Required task: Restate the records below word for word, and omit the images they hold.

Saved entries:
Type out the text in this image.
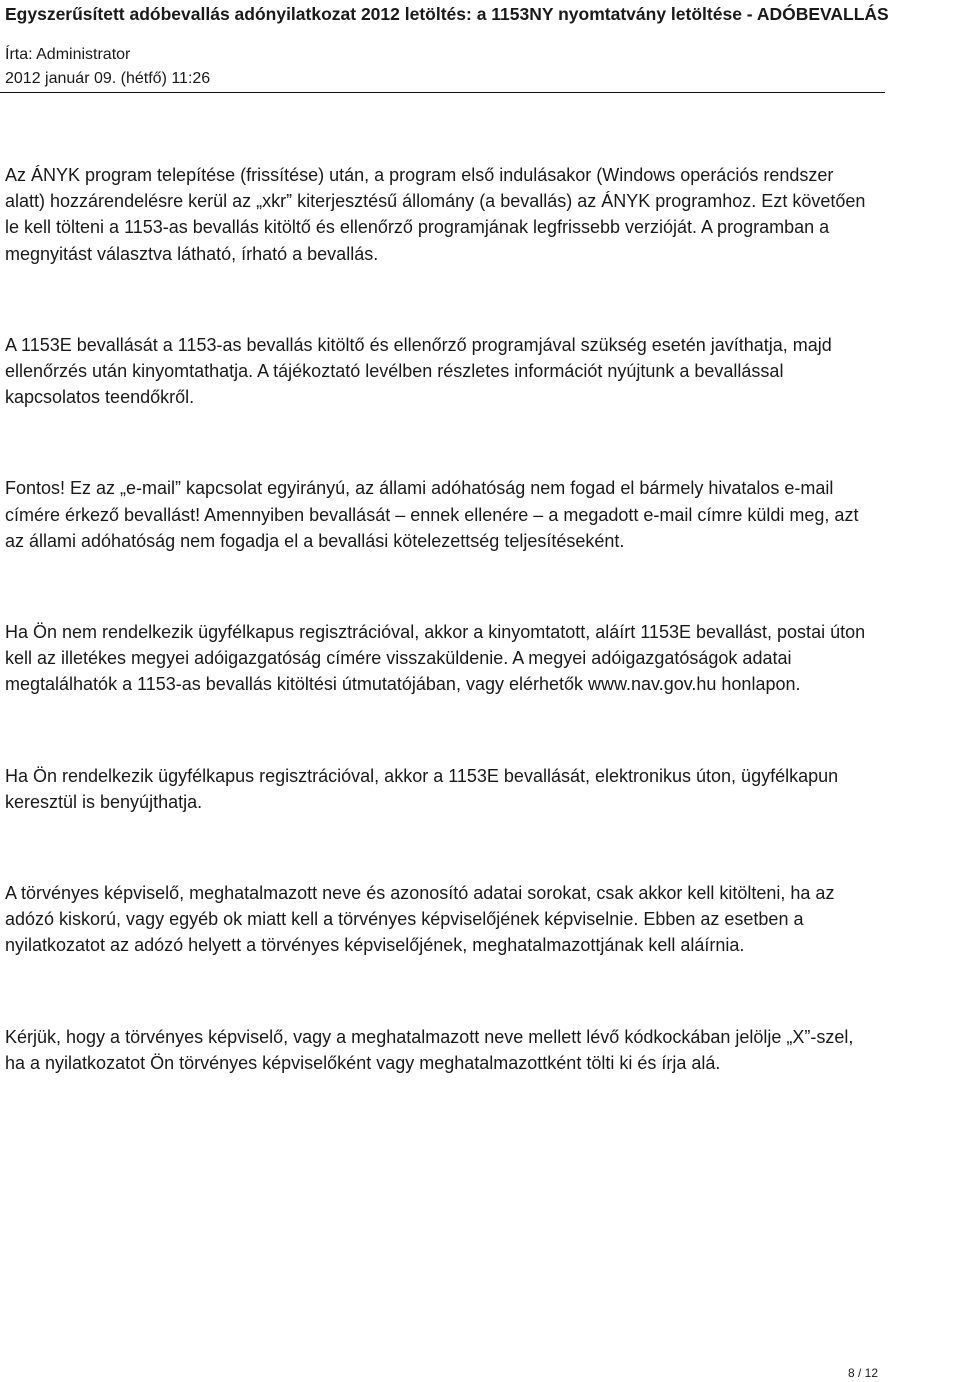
Egyszerűsített adóbevallás adónyilatkozat 2012 letöltés: a 1153NY nyomtatvány letöltése - ADÓBEVALLÁS
Írta: Administrator
2012 január 09. (hétfő) 11:26

Az ÁNYK program telepítése (frissítése) után, a program első indulásakor (Windows operációs rendszer alatt) hozzárendelésre kerül az „xkr” kiterjesztésű állomány (a bevallás) az ÁNYK programhoz. Ezt követően le kell tölteni a 1153-as bevallás kitöltő és ellenőrző programjának legfrissebb verzióját. A programban a megnyitást választva látható, írható a bevallás.

A 1153E bevallását a 1153-as bevallás kitöltő és ellenőrző programjával szükség esetén javíthatja, majd ellenőrzés után kinyomtathatja. A tájékoztató levélben részletes információt nyújtunk a bevallással kapcsolatos teendőkről.

Fontos! Ez az „e-mail” kapcsolat egyirányú, az állami adóhatóság nem fogad el bármely hivatalos e-mail címére érkező bevallást! Amennyiben bevallását – ennek ellenére – a megadott e-mail címre küldi meg, azt az állami adóhatóság nem fogadja el a bevallási kötelezettség teljesítéseként.

Ha Ön nem rendelkezik ügyfélkapus regisztrációval, akkor a kinyomtatott, aláírt 1153E bevallást, postai úton kell az illetékes megyei adóigazgatóság címére visszaküldenie. A megyei adóigazgatóságok adatai megtalálhatók a 1153-as bevallás kitöltési útmutatójában, vagy elérhetők www.nav.gov.hu honlapon.

Ha Ön rendelkezik ügyfélkapus regisztrációval, akkor a 1153E bevallását, elektronikus úton, ügyfélkapun keresztül is benyújthatja.

A törvényes képviselő, meghatalmazott neve és azonosító adatai sorokat, csak akkor kell kitölteni, ha az adózó kiskorú, vagy egyéb ok miatt kell a törvényes képviselőjének képviselnie. Ebben az esetben a nyilatkozatot az adózó helyett a törvényes képviselőjének, meghatalmazottjának kell aláírnia.

Kérjük, hogy a törvényes képviselő, vagy a meghatalmazott neve mellett lévő kódkockában jelölje „X”-szel, ha a nyilatkozatot Ön törvényes képviselőként vagy meghatalmazottként tölti ki és írja alá.

8 / 12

Full output:
Type out the text in this image.
Egyszerűsített adóbevallás adónyilatkozat 2012 letöltés: a 1153NY nyomtatvány letöltése - ADÓBEVALLÁS
Írta: Administrator
2012 január 09. (hétfő) 11:26

Az ÁNYK program telepítése (frissítése) után, a program első indulásakor (Windows operációs rendszer alatt) hozzárendelésre kerül az „xkr” kiterjesztésű állomány (a bevallás) az ÁNYK programhoz. Ezt követően le kell tölteni a 1153-as bevallás kitöltő és ellenőrző programjának legfrissebb verzióját. A programban a megnyitást választva látható, írható a bevallás.

A 1153E bevallását a 1153-as bevallás kitöltő és ellenőrző programjával szükség esetén javíthatja, majd ellenőrzés után kinyomtathatja. A tájékoztató levélben részletes információt nyújtunk a bevallással kapcsolatos teendőkről.

Fontos! Ez az „e-mail” kapcsolat egyirányú, az állami adóhatóság nem fogad el bármely hivatalos e-mail címére érkező bevallást! Amennyiben bevallását – ennek ellenére – a megadott e-mail címre küldi meg, azt az állami adóhatóság nem fogadja el a bevallási kötelezettség teljesítéseként.

Ha Ön nem rendelkezik ügyfélkapus regisztrációval, akkor a kinyomtatott, aláírt 1153E bevallást, postai úton kell az illetékes megyei adóigazgatóság címére visszaküldenie. A megyei adóigazgatóságok adatai megtalálhatók a 1153-as bevallás kitöltési útmutatójában, vagy elérhetők www.nav.gov.hu honlapon.

Ha Ön rendelkezik ügyfélkapus regisztrációval, akkor a 1153E bevallását, elektronikus úton, ügyfélkapun keresztül is benyújthatja.

A törvényes képviselő, meghatalmazott neve és azonosító adatai sorokat, csak akkor kell kitölteni, ha az adózó kiskorú, vagy egyéb ok miatt kell a törvényes képviselőjének képviselnie. Ebben az esetben a nyilatkozatot az adózó helyett a törvényes képviselőjének, meghatalmazottjának kell aláírnia.

Kérjük, hogy a törvényes képviselő, vagy a meghatalmazott neve mellett lévő kódkockában jelölje „X”-szel, ha a nyilatkozatot Ön törvényes képviselőként vagy meghatalmazottként tölti ki és írja alá.

8 / 12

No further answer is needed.